• **EXERCISE REQUIREMENTS**
Everything in the records must be copied exactly except the pictures.

"""

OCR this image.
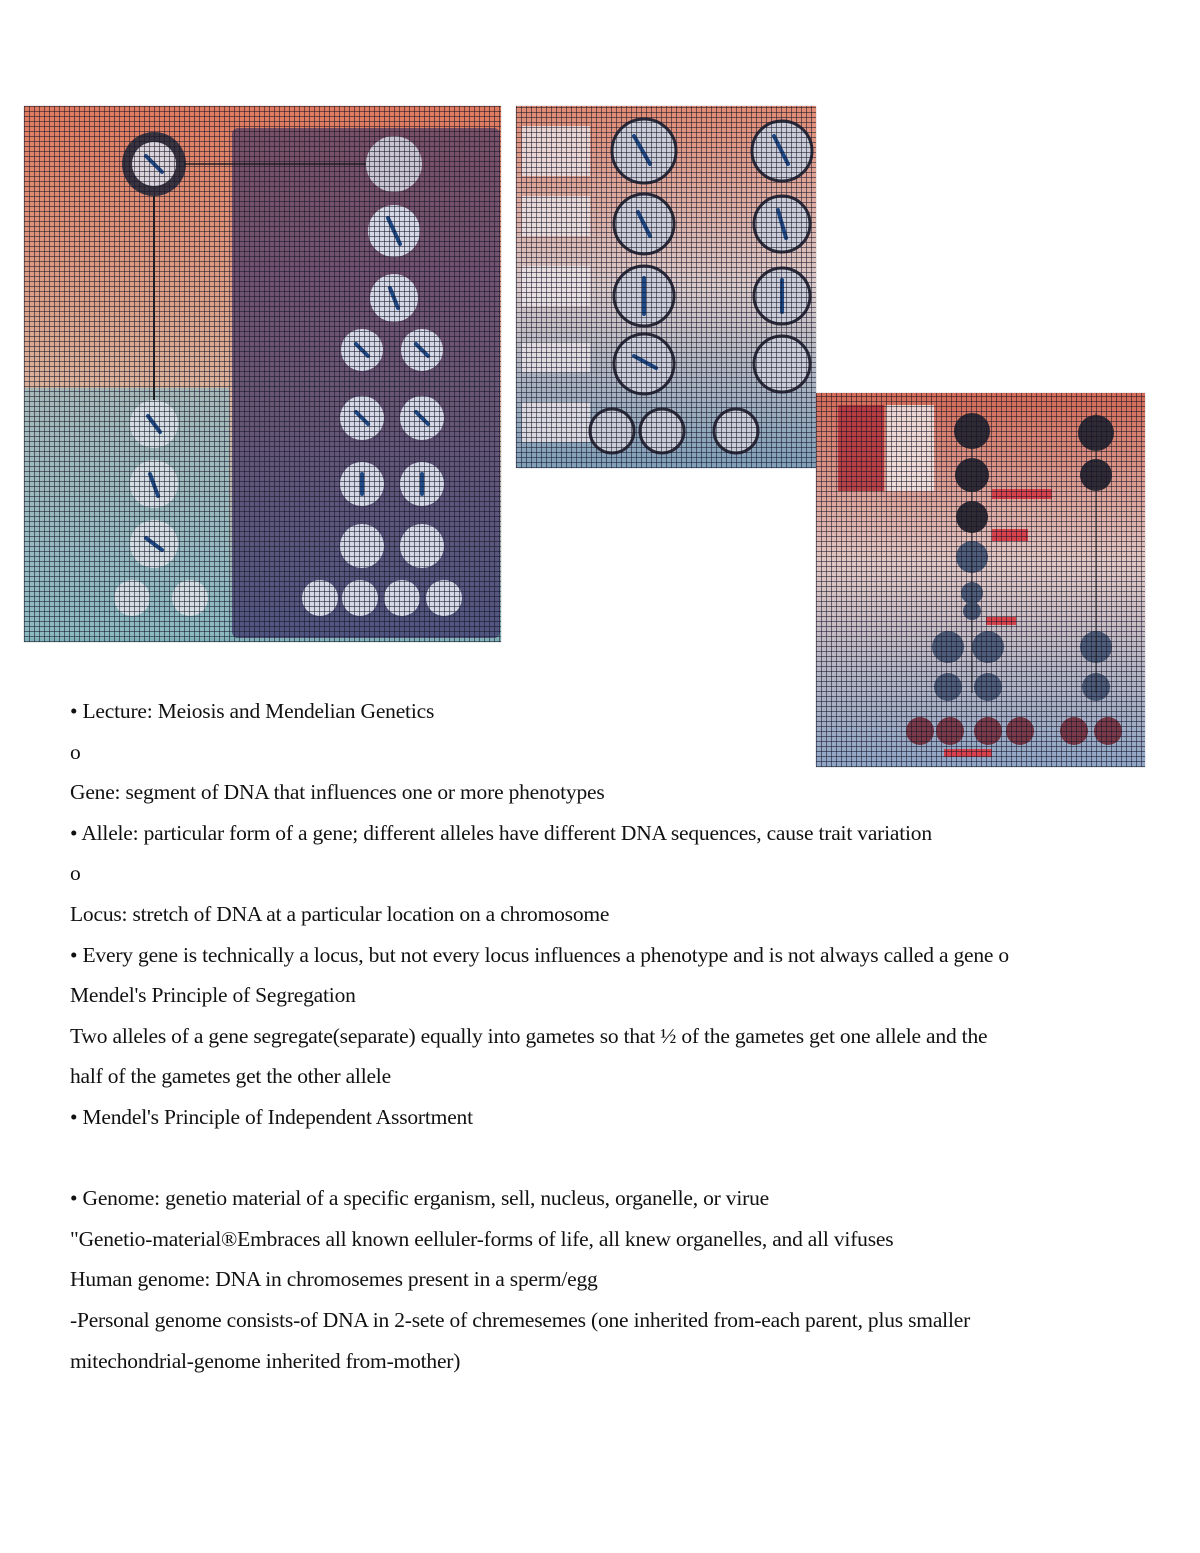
• Lecture: Meiosis and Mendelian Genetics
o
Gene: segment of DNA that influences one or more phenotypes
• Allele: particular form of a gene; different alleles have different DNA sequences, cause trait variation
o
Locus: stretch of DNA at a particular location on a chromosome
• Every gene is technically a locus, but not every locus influences a phenotype and is not always called a gene o
Mendel's Principle of Segregation
Two alleles of a gene segregate(separate) equally into gametes so that ½ of the gametes get one allele and the
half of the gametes get the other allele
• Mendel's Principle of Independent Assortment
• Genome: genetio material of a specific erganism, sell, nucleus, organelle, or virue
"Genetio-material®Embraces all known eelluler-forms of life, all knew organelles, and all vifuses
Human genome: DNA in chromosemes present in a sperm/egg
-Personal genome consists-of DNA in 2-sete of chremesemes (one inherited from-each parent, plus smaller
mitechondrial-genome inherited from-mother)
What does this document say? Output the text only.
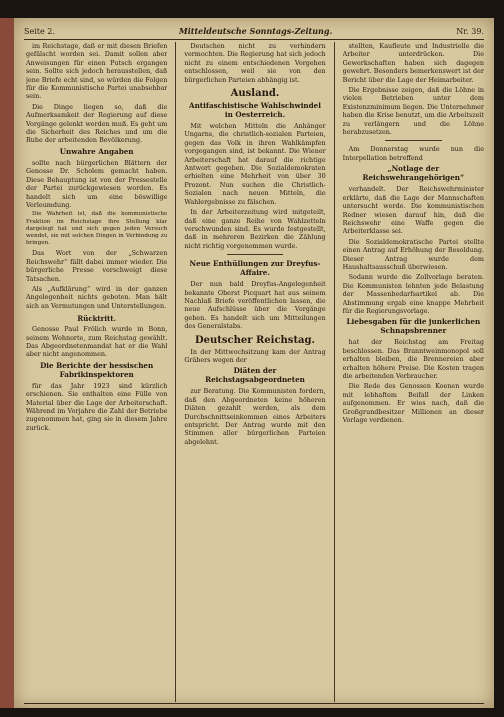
Seite 2.	Mitteldeutsche Sonntags-Zeitung.	Nr. 39.

im Reichstage, daß er mit diesen Briefen gefälscht worden sei. Damit sollen aber Anweisungen für einen Putsch ergangen sein. Sollte sich jedoch herausstellen, daß jene Briefe echt sind, so würden die Folgen für die Kommunistische Partei unabsehbar sein.

Die Dinge liegen so, daß die Aufmerksamkeit der Regierung auf diese Vorgänge gelenkt werden muß. Es geht um die Sicherheit des Reiches und um die Ruhe der arbeitenden Bevölkerung.

Unwahre Angaben

sollte nach bürgerlichen Blättern der Genosse Dr. Scholem gemacht haben. Diese Behauptung ist von der Pressestelle der Partei zurückgewiesen worden. Es handelt sich um eine böswillige Verleumdung.

Die Wahrheit ist, daß die kommunistische Fraktion im Reichstage ihre Stellung klar dargelegt hat und sich gegen jeden Versuch wendet, sie mit solchen Dingen in Verbindung zu bringen.

Das Wort von der „Schwarzen Reichswehr“ fällt dabei immer wieder. Die bürgerliche Presse verschweigt diese Tatsachen.

Als „Aufklärung“ wird in der ganzen Angelegenheit nichts geboten. Man hält sich an Vermutungen und Unterstellungen.

Rücktritt.

Genosse Paul Frölich wurde in Bonn, seinem Wohnorte, zum Reichstag gewählt. Das Abgeordnetenmandat hat er die Wahl aber nicht angenommen.

Die Berichte der hessischen Fabrikinspektoren

für das Jahr 1923 sind kürzlich erschienen. Sie enthalten eine Fülle von Material über die Lage der Arbeiterschaft. Während im Vorjahre die Zahl der Betriebe zugenommen hat, ging sie in diesem Jahre zurück.

Deutschen nicht zu verhindern vermochten. Die Regierung hat sich jedoch nicht zu einem entschiedenen Vorgehen entschlossen, weil sie von den bürgerlichen Parteien abhängig ist.

Ausland.
Antifaschistische Wahlschwindel in Oesterreich.

Mit welchen Mitteln die Anhänger Ungarns, die christlich-sozialen Parteien, gegen das Volk in ihren Wahlkämpfen vorgegangen sind, ist bekannt. Die Wiener Arbeiterschaft hat darauf die richtige Antwort gegeben. Die Sozialdemokraten erhielten eine Mehrheit von über 30 Prozent. Nun suchen die Christlich-Sozialen nach neuen Mitteln, die Wahlergebnisse zu fälschen.

In der Arbeiterzeitung wird mitgeteilt, daß eine ganze Reihe von Wahlzetteln verschwunden sind. Es wurde festgestellt, daß in mehreren Bezirken die Zählung nicht richtig vorgenommen wurde.

Neue Enthüllungen zur Dreyfus-Affaire.

Der nun bald Dreyfus-Angelegenheit bekannte Oberst Picquart hat aus seinem Nachlaß Briefe veröffentlichen lassen, die neue Aufschlüsse über die Vorgänge geben. Es handelt sich um Mitteilungen des Generalstabs.

Deutscher Reichstag.

In der Mittwochsitzung kam der Antrag Gräbers wegen der

Diäten der Reichstagsabgeordneten

zur Beratung. Die Kommunisten fordern, daß den Abgeordneten keine höheren Diäten gezahlt werden, als dem Durchschnittseinkommen eines Arbeiters entspricht. Der Antrag wurde mit den Stimmen aller bürgerlichen Parteien abgelehnt.

stellten, Kaufleute und Industrielle die Arbeiter unterdrücken. Die Gewerkschaften haben sich dagegen gewehrt. Besonders bemerkenswert ist der Bericht über die Lage der Heimarbeiter.

Die Ergebnisse zeigen, daß die Löhne in vielen Betrieben unter dem Existenzminimum liegen. Die Unternehmer haben die Krise benutzt, um die Arbeitszeit zu verlängern und die Löhne herabzusetzen.

Am Donnerstag wurde nun die Interpellation betreffend

„Notlage der Reichswehrangehörigen“

verhandelt. Der Reichswehrminister erklärte, daß die Lage der Mannschaften untersucht werde. Die kommunistischen Redner wiesen darauf hin, daß die Reichswehr eine Waffe gegen die Arbeiterklasse sei.

Die Sozialdemokratische Partei stellte einen Antrag auf Erhöhung der Besoldung. Dieser Antrag wurde dem Haushaltsausschuß überwiesen.

Sodann wurde die Zollvorlage beraten. Die Kommunisten lehnten jede Belastung der Massenbedarfsartikel ab. Die Abstimmung ergab eine knappe Mehrheit für die Regierungsvorlage.

Liebesgaben für die junkerlichen Schnapsbrenner

hat der Reichstag am Freitag beschlossen. Das Branntweinmonopol soll erhalten bleiben, die Brennereien aber erhalten höhere Preise. Die Kosten tragen die arbeitenden Verbraucher.

Die Rede des Genossen Koenen wurde mit lebhaftem Beifall der Linken aufgenommen. Er wies nach, daß die Großgrundbesitzer Millionen an dieser Vorlage verdienen.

"""

• **EXERCISE ANSWER**
OCR this image.
• Lecture: Meiosis and Mendelian Genetics
o
Gene: segment of DNA that influences one or more phenotypes
• Allele: particular form of a gene; different alleles have different DNA sequences, cause trait variation
o
Locus: stretch of DNA at a particular location on a chromosome
• Every gene is technically a locus, but not every locus influences a phenotype and is not always called a gene o
Mendel's Principle of Segregation
Two alleles of a gene segregate(separate) equally into gametes so that ½ of the gametes get one allele and the
half of the gametes get the other allele
• Mendel's Principle of Independent Assortment
• Genome: genetio material of a specific erganism, sell, nucleus, organelle, or virue
"Genetio-material®Embraces all known eelluler-forms of life, all knew organelles, and all vifuses
Human genome: DNA in chromosemes present in a sperm/egg
-Personal genome consists-of DNA in 2-sete of chremesemes (one inherited from-each parent, plus smaller
mitechondrial-genome inherited from-mother)
What does this document say? Output the text only.
Seite 2.	Mitteldeutsche Sonntags-Zeitung.	Nr. 39.

im Reichstage, daß er mit diesen Briefen gefälscht worden sei. Damit sollen aber Anweisungen für einen Putsch ergangen sein. Sollte sich jedoch herausstellen, daß jene Briefe echt sind, so würden die Folgen für die Kommunistische Partei unabsehbar sein.

Die Dinge liegen so, daß die Aufmerksamkeit der Regierung auf diese Vorgänge gelenkt werden muß. Es geht um die Sicherheit des Reiches und um die Ruhe der arbeitenden Bevölkerung.

Unwahre Angaben

sollte nach bürgerlichen Blättern der Genosse Dr. Scholem gemacht haben. Diese Behauptung ist von der Pressestelle der Partei zurückgewiesen worden. Es handelt sich um eine böswillige Verleumdung.

Die Wahrheit ist, daß die kommunistische Fraktion im Reichstage ihre Stellung klar dargelegt hat und sich gegen jeden Versuch wendet, sie mit solchen Dingen in Verbindung zu bringen.

Das Wort von der „Schwarzen Reichswehr“ fällt dabei immer wieder. Die bürgerliche Presse verschweigt diese Tatsachen.

Als „Aufklärung“ wird in der ganzen Angelegenheit nichts geboten. Man hält sich an Vermutungen und Unterstellungen.

Rücktritt.

Genosse Paul Frölich wurde in Bonn, seinem Wohnorte, zum Reichstag gewählt. Das Abgeordnetenmandat hat er die Wahl aber nicht angenommen.

Die Berichte der hessischen Fabrikinspektoren

für das Jahr 1923 sind kürzlich erschienen. Sie enthalten eine Fülle von Material über die Lage der Arbeiterschaft. Während im Vorjahre die Zahl der Betriebe zugenommen hat, ging sie in diesem Jahre zurück.

Deutschen nicht zu verhindern vermochten. Die Regierung hat sich jedoch nicht zu einem entschiedenen Vorgehen entschlossen, weil sie von den bürgerlichen Parteien abhängig ist.

Ausland.
Antifaschistische Wahlschwindel in Oesterreich.

Mit welchen Mitteln die Anhänger Ungarns, die christlich-sozialen Parteien, gegen das Volk in ihren Wahlkämpfen vorgegangen sind, ist bekannt. Die Wiener Arbeiterschaft hat darauf die richtige Antwort gegeben. Die Sozialdemokraten erhielten eine Mehrheit von über 30 Prozent. Nun suchen die Christlich-Sozialen nach neuen Mitteln, die Wahlergebnisse zu fälschen.

In der Arbeiterzeitung wird mitgeteilt, daß eine ganze Reihe von Wahlzetteln verschwunden sind. Es wurde festgestellt, daß in mehreren Bezirken die Zählung nicht richtig vorgenommen wurde.

Neue Enthüllungen zur Dreyfus-Affaire.

Der nun bald Dreyfus-Angelegenheit bekannte Oberst Picquart hat aus seinem Nachlaß Briefe veröffentlichen lassen, die neue Aufschlüsse über die Vorgänge geben. Es handelt sich um Mitteilungen des Generalstabs.

Deutscher Reichstag.

In der Mittwochsitzung kam der Antrag Gräbers wegen der

Diäten der Reichstagsabgeordneten

zur Beratung. Die Kommunisten fordern, daß den Abgeordneten keine höheren Diäten gezahlt werden, als dem Durchschnittseinkommen eines Arbeiters entspricht. Der Antrag wurde mit den Stimmen aller bürgerlichen Parteien abgelehnt.

stellten, Kaufleute und Industrielle die Arbeiter unterdrücken. Die Gewerkschaften haben sich dagegen gewehrt. Besonders bemerkenswert ist der Bericht über die Lage der Heimarbeiter.

Die Ergebnisse zeigen, daß die Löhne in vielen Betrieben unter dem Existenzminimum liegen. Die Unternehmer haben die Krise benutzt, um die Arbeitszeit zu verlängern und die Löhne herabzusetzen.

Am Donnerstag wurde nun die Interpellation betreffend

„Notlage der Reichswehrangehörigen“

verhandelt. Der Reichswehrminister erklärte, daß die Lage der Mannschaften untersucht werde. Die kommunistischen Redner wiesen darauf hin, daß die Reichswehr eine Waffe gegen die Arbeiterklasse sei.

Die Sozialdemokratische Partei stellte einen Antrag auf Erhöhung der Besoldung. Dieser Antrag wurde dem Haushaltsausschuß überwiesen.

Sodann wurde die Zollvorlage beraten. Die Kommunisten lehnten jede Belastung der Massenbedarfsartikel ab. Die Abstimmung ergab eine knappe Mehrheit für die Regierungsvorlage.

Liebesgaben für die junkerlichen Schnapsbrenner

hat der Reichstag am Freitag beschlossen. Das Branntweinmonopol soll erhalten bleiben, die Brennereien aber erhalten höhere Preise. Die Kosten tragen die arbeitenden Verbraucher.

Die Rede des Genossen Koenen wurde mit lebhaftem Beifall der Linken aufgenommen. Er wies nach, daß die Großgrundbesitzer Millionen an dieser Vorlage verdienen.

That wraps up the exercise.